*Task brief:* Print every entry exactly as written.

# START OF Data records

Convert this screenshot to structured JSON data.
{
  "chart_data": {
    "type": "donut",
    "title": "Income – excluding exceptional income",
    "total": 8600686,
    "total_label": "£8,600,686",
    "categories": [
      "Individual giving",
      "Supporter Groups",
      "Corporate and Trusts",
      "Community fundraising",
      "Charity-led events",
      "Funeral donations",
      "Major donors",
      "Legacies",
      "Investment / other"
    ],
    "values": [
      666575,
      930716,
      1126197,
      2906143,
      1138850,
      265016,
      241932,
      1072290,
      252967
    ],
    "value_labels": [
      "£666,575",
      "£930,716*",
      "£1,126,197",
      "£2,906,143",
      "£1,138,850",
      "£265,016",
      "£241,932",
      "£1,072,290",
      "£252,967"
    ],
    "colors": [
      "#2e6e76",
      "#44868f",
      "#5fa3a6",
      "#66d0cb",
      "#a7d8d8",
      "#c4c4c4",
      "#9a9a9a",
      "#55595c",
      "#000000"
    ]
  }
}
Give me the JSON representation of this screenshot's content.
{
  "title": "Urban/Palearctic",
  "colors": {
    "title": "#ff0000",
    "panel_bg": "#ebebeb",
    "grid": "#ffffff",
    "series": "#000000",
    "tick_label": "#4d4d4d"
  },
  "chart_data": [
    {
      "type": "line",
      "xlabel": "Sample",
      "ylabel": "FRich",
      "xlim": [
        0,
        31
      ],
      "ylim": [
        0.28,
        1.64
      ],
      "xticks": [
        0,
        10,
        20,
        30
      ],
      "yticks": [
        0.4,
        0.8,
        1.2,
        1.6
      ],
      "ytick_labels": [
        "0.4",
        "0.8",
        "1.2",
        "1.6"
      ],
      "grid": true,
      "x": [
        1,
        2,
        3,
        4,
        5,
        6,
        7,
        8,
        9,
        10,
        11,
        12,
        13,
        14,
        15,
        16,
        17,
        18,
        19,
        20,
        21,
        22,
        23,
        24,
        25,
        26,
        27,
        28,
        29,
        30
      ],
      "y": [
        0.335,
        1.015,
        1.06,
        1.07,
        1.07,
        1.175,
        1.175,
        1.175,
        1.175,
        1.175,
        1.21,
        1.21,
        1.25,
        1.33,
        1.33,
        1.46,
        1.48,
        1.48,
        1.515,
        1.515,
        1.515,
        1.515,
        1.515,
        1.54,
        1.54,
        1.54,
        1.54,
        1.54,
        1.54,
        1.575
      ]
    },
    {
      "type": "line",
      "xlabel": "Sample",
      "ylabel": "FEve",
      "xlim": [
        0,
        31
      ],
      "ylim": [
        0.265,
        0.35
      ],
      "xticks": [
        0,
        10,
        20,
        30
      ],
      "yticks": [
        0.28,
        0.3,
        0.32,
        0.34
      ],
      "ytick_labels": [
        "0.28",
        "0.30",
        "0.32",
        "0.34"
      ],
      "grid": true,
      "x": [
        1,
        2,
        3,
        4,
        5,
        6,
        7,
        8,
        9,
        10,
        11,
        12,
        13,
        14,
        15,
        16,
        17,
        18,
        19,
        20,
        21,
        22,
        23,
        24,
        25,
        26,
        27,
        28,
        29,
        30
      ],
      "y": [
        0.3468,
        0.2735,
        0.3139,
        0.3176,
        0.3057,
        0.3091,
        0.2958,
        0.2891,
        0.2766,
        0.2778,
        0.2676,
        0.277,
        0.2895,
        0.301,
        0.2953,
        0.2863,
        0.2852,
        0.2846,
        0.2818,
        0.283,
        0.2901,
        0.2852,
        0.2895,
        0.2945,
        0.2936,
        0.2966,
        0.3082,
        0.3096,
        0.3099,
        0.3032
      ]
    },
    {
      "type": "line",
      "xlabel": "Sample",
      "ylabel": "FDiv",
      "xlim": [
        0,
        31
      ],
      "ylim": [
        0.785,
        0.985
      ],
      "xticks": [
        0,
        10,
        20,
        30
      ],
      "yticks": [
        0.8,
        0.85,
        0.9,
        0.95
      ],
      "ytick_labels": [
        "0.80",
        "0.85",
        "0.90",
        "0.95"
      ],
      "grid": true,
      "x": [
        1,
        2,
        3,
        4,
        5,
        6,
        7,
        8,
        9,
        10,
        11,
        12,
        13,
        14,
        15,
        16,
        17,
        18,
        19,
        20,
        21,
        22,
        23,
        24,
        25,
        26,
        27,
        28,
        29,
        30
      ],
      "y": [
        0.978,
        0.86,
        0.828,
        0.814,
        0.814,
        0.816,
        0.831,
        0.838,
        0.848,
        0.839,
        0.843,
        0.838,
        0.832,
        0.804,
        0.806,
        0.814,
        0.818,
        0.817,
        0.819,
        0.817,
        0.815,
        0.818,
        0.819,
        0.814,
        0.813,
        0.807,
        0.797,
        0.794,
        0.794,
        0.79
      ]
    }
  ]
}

# END OF Data records

*Response below:*
Convert this screenshot to structured JSON data.
{
  "chart_data": {
    "type": "donut",
    "title": "Income – excluding exceptional income",
    "total": 8600686,
    "total_label": "£8,600,686",
    "categories": [
      "Individual giving",
      "Supporter Groups",
      "Corporate and Trusts",
      "Community fundraising",
      "Charity-led events",
      "Funeral donations",
      "Major donors",
      "Legacies",
      "Investment / other"
    ],
    "values": [
      666575,
      930716,
      1126197,
      2906143,
      1138850,
      265016,
      241932,
      1072290,
      252967
    ],
    "value_labels": [
      "£666,575",
      "£930,716*",
      "£1,126,197",
      "£2,906,143",
      "£1,138,850",
      "£265,016",
      "£241,932",
      "£1,072,290",
      "£252,967"
    ],
    "colors": [
      "#2e6e76",
      "#44868f",
      "#5fa3a6",
      "#66d0cb",
      "#a7d8d8",
      "#c4c4c4",
      "#9a9a9a",
      "#55595c",
      "#000000"
    ]
  }
}
Give me the JSON representation of this screenshot's content.
{
  "title": "Urban/Palearctic",
  "colors": {
    "title": "#ff0000",
    "panel_bg": "#ebebeb",
    "grid": "#ffffff",
    "series": "#000000",
    "tick_label": "#4d4d4d"
  },
  "chart_data": [
    {
      "type": "line",
      "xlabel": "Sample",
      "ylabel": "FRich",
      "xlim": [
        0,
        31
      ],
      "ylim": [
        0.28,
        1.64
      ],
      "xticks": [
        0,
        10,
        20,
        30
      ],
      "yticks": [
        0.4,
        0.8,
        1.2,
        1.6
      ],
      "ytick_labels": [
        "0.4",
        "0.8",
        "1.2",
        "1.6"
      ],
      "grid": true,
      "x": [
        1,
        2,
        3,
        4,
        5,
        6,
        7,
        8,
        9,
        10,
        11,
        12,
        13,
        14,
        15,
        16,
        17,
        18,
        19,
        20,
        21,
        22,
        23,
        24,
        25,
        26,
        27,
        28,
        29,
        30
      ],
      "y": [
        0.335,
        1.015,
        1.06,
        1.07,
        1.07,
        1.175,
        1.175,
        1.175,
        1.175,
        1.175,
        1.21,
        1.21,
        1.25,
        1.33,
        1.33,
        1.46,
        1.48,
        1.48,
        1.515,
        1.515,
        1.515,
        1.515,
        1.515,
        1.54,
        1.54,
        1.54,
        1.54,
        1.54,
        1.54,
        1.575
      ]
    },
    {
      "type": "line",
      "xlabel": "Sample",
      "ylabel": "FEve",
      "xlim": [
        0,
        31
      ],
      "ylim": [
        0.265,
        0.35
      ],
      "xticks": [
        0,
        10,
        20,
        30
      ],
      "yticks": [
        0.28,
        0.3,
        0.32,
        0.34
      ],
      "ytick_labels": [
        "0.28",
        "0.30",
        "0.32",
        "0.34"
      ],
      "grid": true,
      "x": [
        1,
        2,
        3,
        4,
        5,
        6,
        7,
        8,
        9,
        10,
        11,
        12,
        13,
        14,
        15,
        16,
        17,
        18,
        19,
        20,
        21,
        22,
        23,
        24,
        25,
        26,
        27,
        28,
        29,
        30
      ],
      "y": [
        0.3468,
        0.2735,
        0.3139,
        0.3176,
        0.3057,
        0.3091,
        0.2958,
        0.2891,
        0.2766,
        0.2778,
        0.2676,
        0.277,
        0.2895,
        0.301,
        0.2953,
        0.2863,
        0.2852,
        0.2846,
        0.2818,
        0.283,
        0.2901,
        0.2852,
        0.2895,
        0.2945,
        0.2936,
        0.2966,
        0.3082,
        0.3096,
        0.3099,
        0.3032
      ]
    },
    {
      "type": "line",
      "xlabel": "Sample",
      "ylabel": "FDiv",
      "xlim": [
        0,
        31
      ],
      "ylim": [
        0.785,
        0.985
      ],
      "xticks": [
        0,
        10,
        20,
        30
      ],
      "yticks": [
        0.8,
        0.85,
        0.9,
        0.95
      ],
      "ytick_labels": [
        "0.80",
        "0.85",
        "0.90",
        "0.95"
      ],
      "grid": true,
      "x": [
        1,
        2,
        3,
        4,
        5,
        6,
        7,
        8,
        9,
        10,
        11,
        12,
        13,
        14,
        15,
        16,
        17,
        18,
        19,
        20,
        21,
        22,
        23,
        24,
        25,
        26,
        27,
        28,
        29,
        30
      ],
      "y": [
        0.978,
        0.86,
        0.828,
        0.814,
        0.814,
        0.816,
        0.831,
        0.838,
        0.848,
        0.839,
        0.843,
        0.838,
        0.832,
        0.804,
        0.806,
        0.814,
        0.818,
        0.817,
        0.819,
        0.817,
        0.815,
        0.818,
        0.819,
        0.814,
        0.813,
        0.807,
        0.797,
        0.794,
        0.794,
        0.79
      ]
    }
  ]
}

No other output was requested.